Required task:
Write out the full listing again, exactly as it stands.
[BEGIN Source material]
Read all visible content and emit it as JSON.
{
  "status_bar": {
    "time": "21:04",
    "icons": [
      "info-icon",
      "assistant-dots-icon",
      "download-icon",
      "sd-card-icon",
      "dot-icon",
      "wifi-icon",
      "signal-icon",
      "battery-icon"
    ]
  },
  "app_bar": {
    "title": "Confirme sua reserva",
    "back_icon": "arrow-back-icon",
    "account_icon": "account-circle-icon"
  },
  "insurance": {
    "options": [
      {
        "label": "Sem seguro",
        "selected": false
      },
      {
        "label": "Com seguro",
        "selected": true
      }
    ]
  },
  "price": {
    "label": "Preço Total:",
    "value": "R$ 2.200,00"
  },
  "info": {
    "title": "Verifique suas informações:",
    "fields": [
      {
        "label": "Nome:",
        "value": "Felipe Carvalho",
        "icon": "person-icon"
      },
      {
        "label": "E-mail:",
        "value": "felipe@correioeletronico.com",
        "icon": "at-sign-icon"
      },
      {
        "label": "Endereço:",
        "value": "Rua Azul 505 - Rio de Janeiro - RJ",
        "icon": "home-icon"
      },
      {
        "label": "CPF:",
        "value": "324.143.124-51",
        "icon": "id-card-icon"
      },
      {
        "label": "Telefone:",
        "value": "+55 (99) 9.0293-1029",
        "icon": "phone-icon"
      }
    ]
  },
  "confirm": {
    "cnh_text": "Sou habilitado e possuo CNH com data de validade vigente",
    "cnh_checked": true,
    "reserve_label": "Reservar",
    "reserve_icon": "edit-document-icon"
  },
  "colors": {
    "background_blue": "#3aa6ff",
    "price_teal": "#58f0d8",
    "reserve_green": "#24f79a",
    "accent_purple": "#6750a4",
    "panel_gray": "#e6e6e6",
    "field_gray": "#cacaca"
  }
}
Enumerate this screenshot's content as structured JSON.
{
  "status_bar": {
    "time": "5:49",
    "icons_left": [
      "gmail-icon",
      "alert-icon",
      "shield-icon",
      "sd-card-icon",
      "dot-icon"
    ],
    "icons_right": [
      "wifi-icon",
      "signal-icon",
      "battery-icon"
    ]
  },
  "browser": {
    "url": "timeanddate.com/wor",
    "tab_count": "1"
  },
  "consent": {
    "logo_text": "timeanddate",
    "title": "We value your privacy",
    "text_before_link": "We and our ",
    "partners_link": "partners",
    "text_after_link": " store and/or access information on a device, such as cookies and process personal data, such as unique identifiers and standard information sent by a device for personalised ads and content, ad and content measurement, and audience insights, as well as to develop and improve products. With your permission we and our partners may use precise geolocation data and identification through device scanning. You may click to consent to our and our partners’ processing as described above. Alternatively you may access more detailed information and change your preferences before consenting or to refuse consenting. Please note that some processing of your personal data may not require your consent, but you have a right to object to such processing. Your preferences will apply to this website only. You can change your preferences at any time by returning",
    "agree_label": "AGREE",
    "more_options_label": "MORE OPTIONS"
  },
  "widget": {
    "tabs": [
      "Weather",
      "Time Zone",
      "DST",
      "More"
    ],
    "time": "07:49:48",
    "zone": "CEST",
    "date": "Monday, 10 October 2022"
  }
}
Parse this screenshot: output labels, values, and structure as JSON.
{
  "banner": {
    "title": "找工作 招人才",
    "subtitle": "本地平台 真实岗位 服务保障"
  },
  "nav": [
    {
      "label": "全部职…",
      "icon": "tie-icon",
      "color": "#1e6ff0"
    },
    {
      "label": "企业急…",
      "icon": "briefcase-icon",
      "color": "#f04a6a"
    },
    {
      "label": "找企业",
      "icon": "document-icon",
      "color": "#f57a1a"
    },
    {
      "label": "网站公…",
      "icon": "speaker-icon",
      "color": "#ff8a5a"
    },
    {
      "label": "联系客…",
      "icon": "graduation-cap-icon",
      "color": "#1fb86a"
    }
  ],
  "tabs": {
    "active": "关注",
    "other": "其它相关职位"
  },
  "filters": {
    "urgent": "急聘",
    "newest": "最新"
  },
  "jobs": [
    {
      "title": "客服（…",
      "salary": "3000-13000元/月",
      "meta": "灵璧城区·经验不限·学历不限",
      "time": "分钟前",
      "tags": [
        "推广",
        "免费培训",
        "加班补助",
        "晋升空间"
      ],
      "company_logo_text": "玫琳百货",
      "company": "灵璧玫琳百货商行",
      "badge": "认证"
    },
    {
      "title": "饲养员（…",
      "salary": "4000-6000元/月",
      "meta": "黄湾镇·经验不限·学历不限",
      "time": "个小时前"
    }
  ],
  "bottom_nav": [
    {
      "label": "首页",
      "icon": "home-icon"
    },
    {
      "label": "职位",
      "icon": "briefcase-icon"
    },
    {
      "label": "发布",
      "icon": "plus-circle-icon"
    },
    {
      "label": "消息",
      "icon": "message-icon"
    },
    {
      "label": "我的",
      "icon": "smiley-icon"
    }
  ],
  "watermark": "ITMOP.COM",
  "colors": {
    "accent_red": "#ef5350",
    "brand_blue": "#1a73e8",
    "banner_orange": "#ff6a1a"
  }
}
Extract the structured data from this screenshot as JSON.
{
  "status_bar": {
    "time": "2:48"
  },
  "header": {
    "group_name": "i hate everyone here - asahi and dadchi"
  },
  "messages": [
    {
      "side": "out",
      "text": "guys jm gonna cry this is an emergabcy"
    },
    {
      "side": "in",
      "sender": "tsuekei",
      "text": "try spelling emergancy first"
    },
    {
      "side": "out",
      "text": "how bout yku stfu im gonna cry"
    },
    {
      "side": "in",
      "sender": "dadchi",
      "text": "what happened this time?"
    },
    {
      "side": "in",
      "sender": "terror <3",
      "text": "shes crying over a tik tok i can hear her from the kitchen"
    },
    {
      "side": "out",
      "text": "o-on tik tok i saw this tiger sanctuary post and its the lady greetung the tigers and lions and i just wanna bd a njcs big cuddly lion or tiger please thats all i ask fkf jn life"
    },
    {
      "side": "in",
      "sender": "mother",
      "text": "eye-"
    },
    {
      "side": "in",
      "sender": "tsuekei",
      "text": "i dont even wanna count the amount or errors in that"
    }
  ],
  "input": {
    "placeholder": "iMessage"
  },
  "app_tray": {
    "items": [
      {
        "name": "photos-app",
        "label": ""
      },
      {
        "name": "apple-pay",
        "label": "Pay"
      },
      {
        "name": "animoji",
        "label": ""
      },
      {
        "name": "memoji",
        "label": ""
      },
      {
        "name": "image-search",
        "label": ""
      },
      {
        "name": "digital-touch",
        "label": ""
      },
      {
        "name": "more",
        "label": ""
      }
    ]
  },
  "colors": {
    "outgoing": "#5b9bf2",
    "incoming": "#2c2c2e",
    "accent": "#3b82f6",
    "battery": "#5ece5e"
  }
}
[END Source material]
Correct answer:
Read all visible content and emit it as JSON.
{
  "status_bar": {
    "time": "21:04",
    "icons": [
      "info-icon",
      "assistant-dots-icon",
      "download-icon",
      "sd-card-icon",
      "dot-icon",
      "wifi-icon",
      "signal-icon",
      "battery-icon"
    ]
  },
  "app_bar": {
    "title": "Confirme sua reserva",
    "back_icon": "arrow-back-icon",
    "account_icon": "account-circle-icon"
  },
  "insurance": {
    "options": [
      {
        "label": "Sem seguro",
        "selected": false
      },
      {
        "label": "Com seguro",
        "selected": true
      }
    ]
  },
  "price": {
    "label": "Preço Total:",
    "value": "R$ 2.200,00"
  },
  "info": {
    "title": "Verifique suas informações:",
    "fields": [
      {
        "label": "Nome:",
        "value": "Felipe Carvalho",
        "icon": "person-icon"
      },
      {
        "label": "E-mail:",
        "value": "felipe@correioeletronico.com",
        "icon": "at-sign-icon"
      },
      {
        "label": "Endereço:",
        "value": "Rua Azul 505 - Rio de Janeiro - RJ",
        "icon": "home-icon"
      },
      {
        "label": "CPF:",
        "value": "324.143.124-51",
        "icon": "id-card-icon"
      },
      {
        "label": "Telefone:",
        "value": "+55 (99) 9.0293-1029",
        "icon": "phone-icon"
      }
    ]
  },
  "confirm": {
    "cnh_text": "Sou habilitado e possuo CNH com data de validade vigente",
    "cnh_checked": true,
    "reserve_label": "Reservar",
    "reserve_icon": "edit-document-icon"
  },
  "colors": {
    "background_blue": "#3aa6ff",
    "price_teal": "#58f0d8",
    "reserve_green": "#24f79a",
    "accent_purple": "#6750a4",
    "panel_gray": "#e6e6e6",
    "field_gray": "#cacaca"
  }
}
Enumerate this screenshot's content as structured JSON.
{
  "status_bar": {
    "time": "5:49",
    "icons_left": [
      "gmail-icon",
      "alert-icon",
      "shield-icon",
      "sd-card-icon",
      "dot-icon"
    ],
    "icons_right": [
      "wifi-icon",
      "signal-icon",
      "battery-icon"
    ]
  },
  "browser": {
    "url": "timeanddate.com/wor",
    "tab_count": "1"
  },
  "consent": {
    "logo_text": "timeanddate",
    "title": "We value your privacy",
    "text_before_link": "We and our ",
    "partners_link": "partners",
    "text_after_link": " store and/or access information on a device, such as cookies and process personal data, such as unique identifiers and standard information sent by a device for personalised ads and content, ad and content measurement, and audience insights, as well as to develop and improve products. With your permission we and our partners may use precise geolocation data and identification through device scanning. You may click to consent to our and our partners’ processing as described above. Alternatively you may access more detailed information and change your preferences before consenting or to refuse consenting. Please note that some processing of your personal data may not require your consent, but you have a right to object to such processing. Your preferences will apply to this website only. You can change your preferences at any time by returning",
    "agree_label": "AGREE",
    "more_options_label": "MORE OPTIONS"
  },
  "widget": {
    "tabs": [
      "Weather",
      "Time Zone",
      "DST",
      "More"
    ],
    "time": "07:49:48",
    "zone": "CEST",
    "date": "Monday, 10 October 2022"
  }
}
Parse this screenshot: output labels, values, and structure as JSON.
{
  "banner": {
    "title": "找工作 招人才",
    "subtitle": "本地平台 真实岗位 服务保障"
  },
  "nav": [
    {
      "label": "全部职…",
      "icon": "tie-icon",
      "color": "#1e6ff0"
    },
    {
      "label": "企业急…",
      "icon": "briefcase-icon",
      "color": "#f04a6a"
    },
    {
      "label": "找企业",
      "icon": "document-icon",
      "color": "#f57a1a"
    },
    {
      "label": "网站公…",
      "icon": "speaker-icon",
      "color": "#ff8a5a"
    },
    {
      "label": "联系客…",
      "icon": "graduation-cap-icon",
      "color": "#1fb86a"
    }
  ],
  "tabs": {
    "active": "关注",
    "other": "其它相关职位"
  },
  "filters": {
    "urgent": "急聘",
    "newest": "最新"
  },
  "jobs": [
    {
      "title": "客服（…",
      "salary": "3000-13000元/月",
      "meta": "灵璧城区·经验不限·学历不限",
      "time": "分钟前",
      "tags": [
        "推广",
        "免费培训",
        "加班补助",
        "晋升空间"
      ],
      "company_logo_text": "玫琳百货",
      "company": "灵璧玫琳百货商行",
      "badge": "认证"
    },
    {
      "title": "饲养员（…",
      "salary": "4000-6000元/月",
      "meta": "黄湾镇·经验不限·学历不限",
      "time": "个小时前"
    }
  ],
  "bottom_nav": [
    {
      "label": "首页",
      "icon": "home-icon"
    },
    {
      "label": "职位",
      "icon": "briefcase-icon"
    },
    {
      "label": "发布",
      "icon": "plus-circle-icon"
    },
    {
      "label": "消息",
      "icon": "message-icon"
    },
    {
      "label": "我的",
      "icon": "smiley-icon"
    }
  ],
  "watermark": "ITMOP.COM",
  "colors": {
    "accent_red": "#ef5350",
    "brand_blue": "#1a73e8",
    "banner_orange": "#ff6a1a"
  }
}
Extract the structured data from this screenshot as JSON.
{
  "status_bar": {
    "time": "2:48"
  },
  "header": {
    "group_name": "i hate everyone here - asahi and dadchi"
  },
  "messages": [
    {
      "side": "out",
      "text": "guys jm gonna cry this is an emergabcy"
    },
    {
      "side": "in",
      "sender": "tsuekei",
      "text": "try spelling emergancy first"
    },
    {
      "side": "out",
      "text": "how bout yku stfu im gonna cry"
    },
    {
      "side": "in",
      "sender": "dadchi",
      "text": "what happened this time?"
    },
    {
      "side": "in",
      "sender": "terror <3",
      "text": "shes crying over a tik tok i can hear her from the kitchen"
    },
    {
      "side": "out",
      "text": "o-on tik tok i saw this tiger sanctuary post and its the lady greetung the tigers and lions and i just wanna bd a njcs big cuddly lion or tiger please thats all i ask fkf jn life"
    },
    {
      "side": "in",
      "sender": "mother",
      "text": "eye-"
    },
    {
      "side": "in",
      "sender": "tsuekei",
      "text": "i dont even wanna count the amount or errors in that"
    }
  ],
  "input": {
    "placeholder": "iMessage"
  },
  "app_tray": {
    "items": [
      {
        "name": "photos-app",
        "label": ""
      },
      {
        "name": "apple-pay",
        "label": "Pay"
      },
      {
        "name": "animoji",
        "label": ""
      },
      {
        "name": "memoji",
        "label": ""
      },
      {
        "name": "image-search",
        "label": ""
      },
      {
        "name": "digital-touch",
        "label": ""
      },
      {
        "name": "more",
        "label": ""
      }
    ]
  },
  "colors": {
    "outgoing": "#5b9bf2",
    "incoming": "#2c2c2e",
    "accent": "#3b82f6",
    "battery": "#5ece5e"
  }
}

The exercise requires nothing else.